### Task to complete
Tell me how many lines hold "marker", please, using only the number.

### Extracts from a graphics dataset
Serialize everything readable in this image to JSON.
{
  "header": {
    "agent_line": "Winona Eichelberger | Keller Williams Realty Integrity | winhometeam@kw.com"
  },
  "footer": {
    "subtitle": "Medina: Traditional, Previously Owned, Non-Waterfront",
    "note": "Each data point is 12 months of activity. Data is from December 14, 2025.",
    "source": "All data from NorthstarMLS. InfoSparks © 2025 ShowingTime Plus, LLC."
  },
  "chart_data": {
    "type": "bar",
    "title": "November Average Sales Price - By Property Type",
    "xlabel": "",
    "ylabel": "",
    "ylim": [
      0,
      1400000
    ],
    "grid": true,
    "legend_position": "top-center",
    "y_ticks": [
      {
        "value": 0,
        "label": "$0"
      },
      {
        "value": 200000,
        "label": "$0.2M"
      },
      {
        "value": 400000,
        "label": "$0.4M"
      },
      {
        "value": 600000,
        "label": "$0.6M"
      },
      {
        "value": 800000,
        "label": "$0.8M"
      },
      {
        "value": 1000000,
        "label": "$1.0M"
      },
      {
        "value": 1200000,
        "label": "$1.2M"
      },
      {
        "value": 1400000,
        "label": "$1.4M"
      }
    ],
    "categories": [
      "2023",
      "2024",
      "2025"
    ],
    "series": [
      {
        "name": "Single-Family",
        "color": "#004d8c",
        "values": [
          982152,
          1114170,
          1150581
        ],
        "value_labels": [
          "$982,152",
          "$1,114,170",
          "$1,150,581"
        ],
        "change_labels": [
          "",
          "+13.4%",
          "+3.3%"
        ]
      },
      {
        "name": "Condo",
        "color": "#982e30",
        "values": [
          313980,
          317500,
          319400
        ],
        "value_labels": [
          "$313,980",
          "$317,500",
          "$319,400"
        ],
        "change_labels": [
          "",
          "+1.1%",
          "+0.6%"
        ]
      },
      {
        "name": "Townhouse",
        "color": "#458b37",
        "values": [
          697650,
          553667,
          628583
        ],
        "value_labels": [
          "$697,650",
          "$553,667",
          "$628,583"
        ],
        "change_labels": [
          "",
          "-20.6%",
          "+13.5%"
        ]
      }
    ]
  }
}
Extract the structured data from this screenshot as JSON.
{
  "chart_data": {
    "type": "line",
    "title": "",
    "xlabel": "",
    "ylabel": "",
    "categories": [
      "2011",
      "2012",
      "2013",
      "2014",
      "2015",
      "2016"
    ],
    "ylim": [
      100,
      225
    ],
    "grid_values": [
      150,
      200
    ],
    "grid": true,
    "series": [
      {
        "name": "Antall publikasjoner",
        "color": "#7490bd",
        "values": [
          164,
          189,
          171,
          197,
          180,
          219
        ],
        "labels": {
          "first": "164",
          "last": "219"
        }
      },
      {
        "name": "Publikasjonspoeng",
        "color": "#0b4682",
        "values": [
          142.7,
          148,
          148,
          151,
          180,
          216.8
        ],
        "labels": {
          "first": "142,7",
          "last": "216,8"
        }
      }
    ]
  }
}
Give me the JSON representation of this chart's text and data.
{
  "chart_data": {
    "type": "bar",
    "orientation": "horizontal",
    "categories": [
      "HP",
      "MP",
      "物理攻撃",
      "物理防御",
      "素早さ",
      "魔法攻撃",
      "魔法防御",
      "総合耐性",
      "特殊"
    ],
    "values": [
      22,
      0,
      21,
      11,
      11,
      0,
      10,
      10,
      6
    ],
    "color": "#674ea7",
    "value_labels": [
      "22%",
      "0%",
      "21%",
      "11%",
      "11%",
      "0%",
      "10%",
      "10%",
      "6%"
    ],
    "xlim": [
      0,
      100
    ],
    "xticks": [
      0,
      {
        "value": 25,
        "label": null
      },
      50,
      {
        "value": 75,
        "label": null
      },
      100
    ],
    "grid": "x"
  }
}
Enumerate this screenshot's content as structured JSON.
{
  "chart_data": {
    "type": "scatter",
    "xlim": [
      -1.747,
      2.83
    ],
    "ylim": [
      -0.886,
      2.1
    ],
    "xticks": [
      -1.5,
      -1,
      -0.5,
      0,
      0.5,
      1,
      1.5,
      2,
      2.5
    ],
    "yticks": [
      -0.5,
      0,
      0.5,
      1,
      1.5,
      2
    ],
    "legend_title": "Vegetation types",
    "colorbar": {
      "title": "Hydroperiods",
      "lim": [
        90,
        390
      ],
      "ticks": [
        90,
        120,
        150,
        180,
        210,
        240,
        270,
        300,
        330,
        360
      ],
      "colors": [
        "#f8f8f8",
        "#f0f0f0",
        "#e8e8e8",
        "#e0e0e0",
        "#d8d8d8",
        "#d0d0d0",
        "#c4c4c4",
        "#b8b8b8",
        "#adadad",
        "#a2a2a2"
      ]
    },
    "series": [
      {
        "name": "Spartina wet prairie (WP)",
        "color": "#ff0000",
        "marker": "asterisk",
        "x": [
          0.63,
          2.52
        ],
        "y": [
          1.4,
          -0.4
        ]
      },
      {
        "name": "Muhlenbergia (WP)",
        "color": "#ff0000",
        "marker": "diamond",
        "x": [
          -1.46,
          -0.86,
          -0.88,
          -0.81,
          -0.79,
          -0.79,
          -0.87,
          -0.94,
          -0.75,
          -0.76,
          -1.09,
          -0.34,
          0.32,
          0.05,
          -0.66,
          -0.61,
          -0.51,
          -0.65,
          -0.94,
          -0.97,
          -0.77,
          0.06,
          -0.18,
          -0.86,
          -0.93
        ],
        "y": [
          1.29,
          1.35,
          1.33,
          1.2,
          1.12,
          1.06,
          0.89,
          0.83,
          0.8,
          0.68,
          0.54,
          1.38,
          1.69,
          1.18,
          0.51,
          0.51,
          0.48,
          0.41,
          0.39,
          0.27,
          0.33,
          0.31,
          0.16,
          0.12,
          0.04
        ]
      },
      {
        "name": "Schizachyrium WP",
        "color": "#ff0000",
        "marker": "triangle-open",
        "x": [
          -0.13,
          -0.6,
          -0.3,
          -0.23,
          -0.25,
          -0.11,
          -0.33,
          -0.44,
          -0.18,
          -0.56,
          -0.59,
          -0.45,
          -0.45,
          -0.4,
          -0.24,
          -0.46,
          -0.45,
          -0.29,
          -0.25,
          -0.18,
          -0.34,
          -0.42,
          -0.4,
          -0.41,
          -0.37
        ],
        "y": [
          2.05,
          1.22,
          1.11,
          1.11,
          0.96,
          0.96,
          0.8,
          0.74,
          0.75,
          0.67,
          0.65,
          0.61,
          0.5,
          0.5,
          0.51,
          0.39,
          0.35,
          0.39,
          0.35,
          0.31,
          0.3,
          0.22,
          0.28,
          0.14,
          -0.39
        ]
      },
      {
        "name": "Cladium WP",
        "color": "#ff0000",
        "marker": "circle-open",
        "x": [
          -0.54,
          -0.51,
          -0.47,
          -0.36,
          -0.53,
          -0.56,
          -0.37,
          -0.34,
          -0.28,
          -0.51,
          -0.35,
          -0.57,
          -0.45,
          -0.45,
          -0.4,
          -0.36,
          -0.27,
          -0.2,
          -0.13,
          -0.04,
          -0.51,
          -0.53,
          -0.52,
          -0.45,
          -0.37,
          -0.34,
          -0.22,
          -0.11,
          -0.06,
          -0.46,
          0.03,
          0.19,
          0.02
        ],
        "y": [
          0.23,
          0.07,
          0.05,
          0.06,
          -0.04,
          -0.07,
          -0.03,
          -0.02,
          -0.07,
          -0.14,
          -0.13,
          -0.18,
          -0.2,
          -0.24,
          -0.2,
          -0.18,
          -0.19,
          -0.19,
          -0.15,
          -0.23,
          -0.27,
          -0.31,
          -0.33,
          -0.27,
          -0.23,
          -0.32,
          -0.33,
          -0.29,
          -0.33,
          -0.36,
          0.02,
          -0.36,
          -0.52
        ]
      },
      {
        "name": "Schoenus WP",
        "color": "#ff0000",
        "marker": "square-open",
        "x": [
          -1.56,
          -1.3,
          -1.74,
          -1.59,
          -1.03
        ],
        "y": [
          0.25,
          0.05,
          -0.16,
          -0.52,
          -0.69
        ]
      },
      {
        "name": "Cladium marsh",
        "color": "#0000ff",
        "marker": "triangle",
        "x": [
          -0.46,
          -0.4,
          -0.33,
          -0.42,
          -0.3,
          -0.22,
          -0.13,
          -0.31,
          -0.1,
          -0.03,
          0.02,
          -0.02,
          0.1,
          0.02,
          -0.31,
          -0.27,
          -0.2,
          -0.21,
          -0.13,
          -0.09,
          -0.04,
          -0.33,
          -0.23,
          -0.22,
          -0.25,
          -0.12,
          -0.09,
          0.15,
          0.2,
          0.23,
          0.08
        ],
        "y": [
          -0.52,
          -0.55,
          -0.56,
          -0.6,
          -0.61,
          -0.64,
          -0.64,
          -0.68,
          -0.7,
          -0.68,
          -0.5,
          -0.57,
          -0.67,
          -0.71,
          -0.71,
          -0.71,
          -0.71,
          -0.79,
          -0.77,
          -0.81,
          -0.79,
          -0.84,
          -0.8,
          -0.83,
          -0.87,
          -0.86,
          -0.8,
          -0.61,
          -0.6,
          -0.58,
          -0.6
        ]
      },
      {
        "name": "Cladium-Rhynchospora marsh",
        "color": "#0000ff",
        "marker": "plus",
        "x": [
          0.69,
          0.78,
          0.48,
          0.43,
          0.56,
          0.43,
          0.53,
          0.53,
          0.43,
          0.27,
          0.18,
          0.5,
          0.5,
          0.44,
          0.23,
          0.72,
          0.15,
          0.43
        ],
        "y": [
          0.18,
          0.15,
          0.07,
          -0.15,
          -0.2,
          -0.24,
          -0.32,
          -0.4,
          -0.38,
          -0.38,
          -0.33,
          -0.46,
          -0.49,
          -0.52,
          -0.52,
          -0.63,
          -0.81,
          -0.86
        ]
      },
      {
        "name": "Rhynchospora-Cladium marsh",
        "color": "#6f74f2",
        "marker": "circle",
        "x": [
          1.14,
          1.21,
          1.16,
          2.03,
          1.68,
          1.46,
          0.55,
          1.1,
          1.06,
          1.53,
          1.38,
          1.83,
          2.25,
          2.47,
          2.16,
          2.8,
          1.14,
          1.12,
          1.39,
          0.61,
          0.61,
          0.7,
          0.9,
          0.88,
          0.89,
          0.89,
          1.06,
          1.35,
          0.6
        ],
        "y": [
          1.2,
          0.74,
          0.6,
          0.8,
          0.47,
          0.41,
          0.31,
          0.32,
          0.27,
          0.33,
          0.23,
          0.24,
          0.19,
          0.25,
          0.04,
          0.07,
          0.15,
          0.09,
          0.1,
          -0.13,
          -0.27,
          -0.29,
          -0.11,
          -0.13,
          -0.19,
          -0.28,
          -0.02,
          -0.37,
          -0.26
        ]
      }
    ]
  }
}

### Result of the task
8